* [INPUT ROWS]
=======
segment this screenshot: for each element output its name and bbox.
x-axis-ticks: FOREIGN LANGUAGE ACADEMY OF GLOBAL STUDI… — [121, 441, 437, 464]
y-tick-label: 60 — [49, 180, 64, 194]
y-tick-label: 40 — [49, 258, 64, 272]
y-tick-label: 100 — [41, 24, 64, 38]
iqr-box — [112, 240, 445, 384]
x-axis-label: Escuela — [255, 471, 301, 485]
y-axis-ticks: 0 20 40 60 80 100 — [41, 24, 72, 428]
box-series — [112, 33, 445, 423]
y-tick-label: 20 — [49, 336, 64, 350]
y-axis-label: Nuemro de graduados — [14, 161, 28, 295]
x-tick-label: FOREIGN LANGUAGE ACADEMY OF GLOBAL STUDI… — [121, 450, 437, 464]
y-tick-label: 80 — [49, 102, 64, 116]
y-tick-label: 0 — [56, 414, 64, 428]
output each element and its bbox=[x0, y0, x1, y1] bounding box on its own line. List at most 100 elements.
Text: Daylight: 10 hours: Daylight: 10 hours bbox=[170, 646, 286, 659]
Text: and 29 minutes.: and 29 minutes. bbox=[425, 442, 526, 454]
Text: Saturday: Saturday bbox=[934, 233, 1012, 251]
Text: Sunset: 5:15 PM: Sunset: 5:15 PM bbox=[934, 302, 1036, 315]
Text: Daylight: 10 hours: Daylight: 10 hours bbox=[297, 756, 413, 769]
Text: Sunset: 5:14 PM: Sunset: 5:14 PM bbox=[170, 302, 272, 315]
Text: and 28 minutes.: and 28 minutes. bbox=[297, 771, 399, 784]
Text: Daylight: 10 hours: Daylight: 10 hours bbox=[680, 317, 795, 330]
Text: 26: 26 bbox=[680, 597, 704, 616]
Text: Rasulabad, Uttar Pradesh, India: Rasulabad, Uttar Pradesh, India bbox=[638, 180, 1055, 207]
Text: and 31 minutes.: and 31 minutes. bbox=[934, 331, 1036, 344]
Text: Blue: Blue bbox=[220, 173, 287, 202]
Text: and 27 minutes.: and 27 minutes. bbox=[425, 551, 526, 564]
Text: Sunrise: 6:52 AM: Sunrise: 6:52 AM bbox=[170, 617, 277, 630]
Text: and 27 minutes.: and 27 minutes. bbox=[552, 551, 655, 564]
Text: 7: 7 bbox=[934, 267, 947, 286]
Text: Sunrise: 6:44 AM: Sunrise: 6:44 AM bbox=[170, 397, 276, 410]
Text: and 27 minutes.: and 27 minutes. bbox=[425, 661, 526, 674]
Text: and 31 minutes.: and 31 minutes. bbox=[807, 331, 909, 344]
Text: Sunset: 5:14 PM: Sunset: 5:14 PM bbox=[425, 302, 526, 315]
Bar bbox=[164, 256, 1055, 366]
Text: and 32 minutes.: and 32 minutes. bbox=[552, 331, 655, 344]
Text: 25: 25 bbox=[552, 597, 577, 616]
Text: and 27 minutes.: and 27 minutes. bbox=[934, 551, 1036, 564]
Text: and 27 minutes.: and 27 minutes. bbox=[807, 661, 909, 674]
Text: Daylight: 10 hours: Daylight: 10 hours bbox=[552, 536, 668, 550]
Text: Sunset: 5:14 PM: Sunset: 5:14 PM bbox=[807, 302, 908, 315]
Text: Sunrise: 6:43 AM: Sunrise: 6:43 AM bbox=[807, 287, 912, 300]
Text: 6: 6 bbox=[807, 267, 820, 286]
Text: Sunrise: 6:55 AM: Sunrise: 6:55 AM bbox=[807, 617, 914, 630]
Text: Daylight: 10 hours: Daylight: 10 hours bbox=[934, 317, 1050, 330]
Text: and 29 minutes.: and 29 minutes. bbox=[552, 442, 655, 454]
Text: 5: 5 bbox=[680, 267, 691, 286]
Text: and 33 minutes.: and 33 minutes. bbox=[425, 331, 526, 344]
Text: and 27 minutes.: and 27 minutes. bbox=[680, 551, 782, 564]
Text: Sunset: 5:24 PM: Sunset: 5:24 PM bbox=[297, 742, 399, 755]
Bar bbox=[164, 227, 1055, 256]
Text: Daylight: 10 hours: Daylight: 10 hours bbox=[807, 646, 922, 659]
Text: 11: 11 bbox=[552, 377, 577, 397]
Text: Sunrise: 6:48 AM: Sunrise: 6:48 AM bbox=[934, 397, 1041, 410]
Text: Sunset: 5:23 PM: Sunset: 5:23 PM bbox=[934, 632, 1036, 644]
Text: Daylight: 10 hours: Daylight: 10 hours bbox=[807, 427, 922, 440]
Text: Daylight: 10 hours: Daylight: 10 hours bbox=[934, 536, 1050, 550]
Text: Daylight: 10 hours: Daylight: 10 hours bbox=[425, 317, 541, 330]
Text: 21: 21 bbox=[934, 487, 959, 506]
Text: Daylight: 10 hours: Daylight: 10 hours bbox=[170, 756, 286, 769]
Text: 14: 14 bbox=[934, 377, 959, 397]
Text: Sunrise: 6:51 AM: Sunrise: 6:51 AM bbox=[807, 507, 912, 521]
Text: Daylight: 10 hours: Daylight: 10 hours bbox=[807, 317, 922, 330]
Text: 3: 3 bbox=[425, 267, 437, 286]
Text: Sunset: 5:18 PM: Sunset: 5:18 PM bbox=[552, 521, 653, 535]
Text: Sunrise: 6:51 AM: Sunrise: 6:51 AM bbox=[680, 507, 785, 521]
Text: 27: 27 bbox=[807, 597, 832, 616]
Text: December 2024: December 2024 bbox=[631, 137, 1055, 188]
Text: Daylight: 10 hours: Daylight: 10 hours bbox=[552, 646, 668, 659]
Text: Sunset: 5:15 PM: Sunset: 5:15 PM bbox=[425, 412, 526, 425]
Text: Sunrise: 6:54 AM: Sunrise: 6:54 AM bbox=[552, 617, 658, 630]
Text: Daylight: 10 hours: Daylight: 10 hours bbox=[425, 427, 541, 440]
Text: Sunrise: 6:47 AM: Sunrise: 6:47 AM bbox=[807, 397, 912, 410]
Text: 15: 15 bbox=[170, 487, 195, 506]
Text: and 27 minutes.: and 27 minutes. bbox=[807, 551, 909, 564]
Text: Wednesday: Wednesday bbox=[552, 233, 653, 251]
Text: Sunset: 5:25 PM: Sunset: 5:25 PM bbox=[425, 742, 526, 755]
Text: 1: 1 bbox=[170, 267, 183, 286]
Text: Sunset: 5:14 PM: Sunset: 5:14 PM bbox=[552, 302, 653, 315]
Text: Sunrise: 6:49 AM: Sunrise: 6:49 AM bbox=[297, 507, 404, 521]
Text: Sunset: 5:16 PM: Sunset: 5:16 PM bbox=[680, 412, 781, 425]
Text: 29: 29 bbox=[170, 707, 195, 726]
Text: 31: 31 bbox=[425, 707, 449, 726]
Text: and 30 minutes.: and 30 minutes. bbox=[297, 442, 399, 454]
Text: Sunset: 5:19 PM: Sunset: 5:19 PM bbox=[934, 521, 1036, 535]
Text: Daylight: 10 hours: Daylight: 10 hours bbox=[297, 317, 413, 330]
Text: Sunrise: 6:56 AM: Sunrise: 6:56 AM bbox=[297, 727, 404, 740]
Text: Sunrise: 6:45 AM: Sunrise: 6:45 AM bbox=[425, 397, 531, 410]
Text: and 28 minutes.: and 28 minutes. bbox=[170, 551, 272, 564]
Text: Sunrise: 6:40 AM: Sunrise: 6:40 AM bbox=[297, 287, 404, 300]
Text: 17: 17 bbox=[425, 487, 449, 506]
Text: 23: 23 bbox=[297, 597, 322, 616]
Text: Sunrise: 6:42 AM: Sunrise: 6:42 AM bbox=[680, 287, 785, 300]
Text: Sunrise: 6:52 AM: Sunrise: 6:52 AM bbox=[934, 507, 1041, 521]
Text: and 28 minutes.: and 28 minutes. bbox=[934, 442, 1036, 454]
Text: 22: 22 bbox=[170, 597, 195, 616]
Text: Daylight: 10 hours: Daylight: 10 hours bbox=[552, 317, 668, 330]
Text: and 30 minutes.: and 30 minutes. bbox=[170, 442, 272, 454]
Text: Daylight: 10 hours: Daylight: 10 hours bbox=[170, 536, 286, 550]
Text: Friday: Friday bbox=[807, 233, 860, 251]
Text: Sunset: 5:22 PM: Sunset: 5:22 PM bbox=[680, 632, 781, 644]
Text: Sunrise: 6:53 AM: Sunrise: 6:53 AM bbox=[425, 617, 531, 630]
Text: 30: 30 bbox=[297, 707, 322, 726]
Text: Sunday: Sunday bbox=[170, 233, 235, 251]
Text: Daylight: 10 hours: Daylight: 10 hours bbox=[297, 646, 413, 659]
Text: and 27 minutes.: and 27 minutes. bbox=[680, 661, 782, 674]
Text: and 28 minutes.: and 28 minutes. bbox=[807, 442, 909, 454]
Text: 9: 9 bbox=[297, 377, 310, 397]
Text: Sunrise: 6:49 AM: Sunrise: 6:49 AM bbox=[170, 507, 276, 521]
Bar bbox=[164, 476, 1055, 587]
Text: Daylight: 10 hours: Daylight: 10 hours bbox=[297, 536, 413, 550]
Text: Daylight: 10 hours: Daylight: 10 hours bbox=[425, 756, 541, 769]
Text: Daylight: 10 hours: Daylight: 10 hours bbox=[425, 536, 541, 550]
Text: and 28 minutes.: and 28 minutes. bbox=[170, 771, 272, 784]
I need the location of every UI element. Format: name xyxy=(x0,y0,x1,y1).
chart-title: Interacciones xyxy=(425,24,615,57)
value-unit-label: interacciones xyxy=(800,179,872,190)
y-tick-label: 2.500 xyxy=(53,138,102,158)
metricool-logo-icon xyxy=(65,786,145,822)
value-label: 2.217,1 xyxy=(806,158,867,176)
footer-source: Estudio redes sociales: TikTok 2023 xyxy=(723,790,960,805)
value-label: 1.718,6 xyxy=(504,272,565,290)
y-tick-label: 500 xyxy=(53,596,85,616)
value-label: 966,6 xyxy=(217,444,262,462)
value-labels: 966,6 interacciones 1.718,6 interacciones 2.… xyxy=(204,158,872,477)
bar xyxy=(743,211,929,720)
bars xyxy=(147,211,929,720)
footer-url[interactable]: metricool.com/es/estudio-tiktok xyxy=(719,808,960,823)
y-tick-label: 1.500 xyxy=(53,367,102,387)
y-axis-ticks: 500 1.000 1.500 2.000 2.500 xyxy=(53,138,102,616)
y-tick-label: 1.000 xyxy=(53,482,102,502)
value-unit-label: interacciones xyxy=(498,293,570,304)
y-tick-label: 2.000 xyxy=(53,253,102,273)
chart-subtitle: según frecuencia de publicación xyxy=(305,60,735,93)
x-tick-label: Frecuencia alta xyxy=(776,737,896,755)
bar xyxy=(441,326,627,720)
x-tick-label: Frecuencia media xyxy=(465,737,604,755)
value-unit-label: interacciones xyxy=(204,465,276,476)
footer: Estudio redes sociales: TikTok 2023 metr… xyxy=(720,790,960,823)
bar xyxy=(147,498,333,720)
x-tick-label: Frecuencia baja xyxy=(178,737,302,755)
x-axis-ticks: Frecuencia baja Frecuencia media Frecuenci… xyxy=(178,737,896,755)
=======
* [WHAT IS BEING ASKED] Can you transcribe everything from the first of the rows above down to the line containing "x-axis-label: Escuela — [255, 471, 301, 485]", with both of those lines included, keeping every character unchanged?

* [PROBLEM SOLUTION]
segment this screenshot: for each element output its name and bbox.
x-axis-ticks: FOREIGN LANGUAGE ACADEMY OF GLOBAL STUDI… — [121, 441, 437, 464]
y-tick-label: 60 — [49, 180, 64, 194]
y-tick-label: 40 — [49, 258, 64, 272]
y-tick-label: 100 — [41, 24, 64, 38]
iqr-box — [112, 240, 445, 384]
x-axis-label: Escuela — [255, 471, 301, 485]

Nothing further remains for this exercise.